____ Task input
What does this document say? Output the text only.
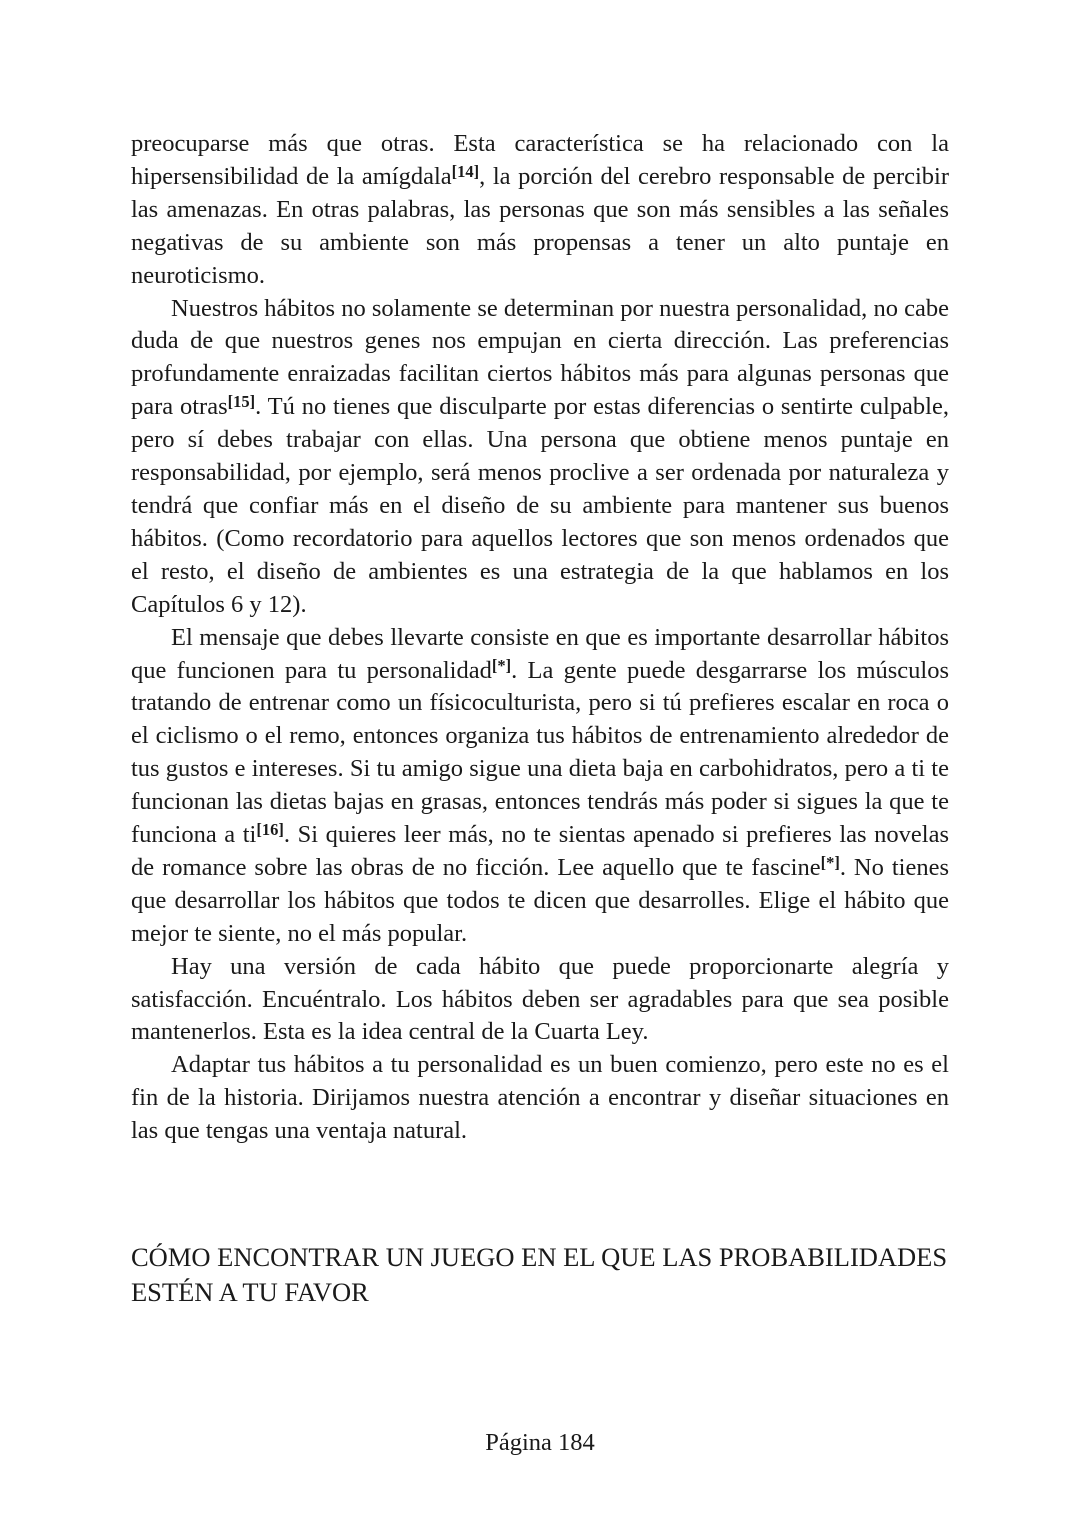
preocuparse más que otras. Esta característica se ha relacionado con la hipersensibilidad de la amígdala[14], la porción del cerebro responsable de percibir las amenazas. En otras palabras, las personas que son más sensibles a las señales negativas de su ambiente son más propensas a tener un alto puntaje en neuroticismo.

Nuestros hábitos no solamente se determinan por nuestra personalidad, no cabe duda de que nuestros genes nos empujan en cierta dirección. Las preferencias profundamente enraizadas facilitan ciertos hábitos más para algunas personas que para otras[15]. Tú no tienes que disculparte por estas diferencias o sentirte culpable, pero sí debes trabajar con ellas. Una persona que obtiene menos puntaje en responsabilidad, por ejemplo, será menos proclive a ser ordenada por naturaleza y tendrá que confiar más en el diseño de su ambiente para mantener sus buenos hábitos. (Como recordatorio para aquellos lectores que son menos ordenados que el resto, el diseño de ambientes es una estrategia de la que hablamos en los Capítulos 6 y 12).

El mensaje que debes llevarte consiste en que es importante desarrollar hábitos que funcionen para tu personalidad[*]. La gente puede desgarrarse los músculos tratando de entrenar como un físicoculturista, pero si tú prefieres escalar en roca o el ciclismo o el remo, entonces organiza tus hábitos de entrenamiento alrededor de tus gustos e intereses. Si tu amigo sigue una dieta baja en carbohidratos, pero a ti te funcionan las dietas bajas en grasas, entonces tendrás más poder si sigues la que te funciona a ti[16]. Si quieres leer más, no te sientas apenado si prefieres las novelas de romance sobre las obras de no ficción. Lee aquello que te fascine[*]. No tienes que desarrollar los hábitos que todos te dicen que desarrolles. Elige el hábito que mejor te siente, no el más popular.

Hay una versión de cada hábito que puede proporcionarte alegría y satisfacción. Encuéntralo. Los hábitos deben ser agradables para que sea posible mantenerlos. Esta es la idea central de la Cuarta Ley.

Adaptar tus hábitos a tu personalidad es un buen comienzo, pero este no es el fin de la historia. Dirijamos nuestra atención a encontrar y diseñar situaciones en las que tengas una ventaja natural.

CÓMO ENCONTRAR UN JUEGO EN EL QUE LAS PROBABILIDADES
ESTÉN A TU FAVOR
Página 184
________
What I need is every record written out exactly, minus the pictures.

_Your solution_.
What does this document say? Output the text only.
preocuparse más que otras. Esta característica se ha relacionado con la hipersensibilidad de la amígdala[14], la porción del cerebro responsable de percibir las amenazas. En otras palabras, las personas que son más sensibles a las señales negativas de su ambiente son más propensas a tener un alto puntaje en neuroticismo.

Nuestros hábitos no solamente se determinan por nuestra personalidad, no cabe duda de que nuestros genes nos empujan en cierta dirección. Las preferencias profundamente enraizadas facilitan ciertos hábitos más para algunas personas que para otras[15]. Tú no tienes que disculparte por estas diferencias o sentirte culpable, pero sí debes trabajar con ellas. Una persona que obtiene menos puntaje en responsabilidad, por ejemplo, será menos proclive a ser ordenada por naturaleza y tendrá que confiar más en el diseño de su ambiente para mantener sus buenos hábitos. (Como recordatorio para aquellos lectores que son menos ordenados que el resto, el diseño de ambientes es una estrategia de la que hablamos en los Capítulos 6 y 12).

El mensaje que debes llevarte consiste en que es importante desarrollar hábitos que funcionen para tu personalidad[*]. La gente puede desgarrarse los músculos tratando de entrenar como un físicoculturista, pero si tú prefieres escalar en roca o el ciclismo o el remo, entonces organiza tus hábitos de entrenamiento alrededor de tus gustos e intereses. Si tu amigo sigue una dieta baja en carbohidratos, pero a ti te funcionan las dietas bajas en grasas, entonces tendrás más poder si sigues la que te funciona a ti[16]. Si quieres leer más, no te sientas apenado si prefieres las novelas de romance sobre las obras de no ficción. Lee aquello que te fascine[*]. No tienes que desarrollar los hábitos que todos te dicen que desarrolles. Elige el hábito que mejor te siente, no el más popular.

Hay una versión de cada hábito que puede proporcionarte alegría y satisfacción. Encuéntralo. Los hábitos deben ser agradables para que sea posible mantenerlos. Esta es la idea central de la Cuarta Ley.

Adaptar tus hábitos a tu personalidad es un buen comienzo, pero este no es el fin de la historia. Dirijamos nuestra atención a encontrar y diseñar situaciones en las que tengas una ventaja natural.

CÓMO ENCONTRAR UN JUEGO EN EL QUE LAS PROBABILIDADES
ESTÉN A TU FAVOR
Página 184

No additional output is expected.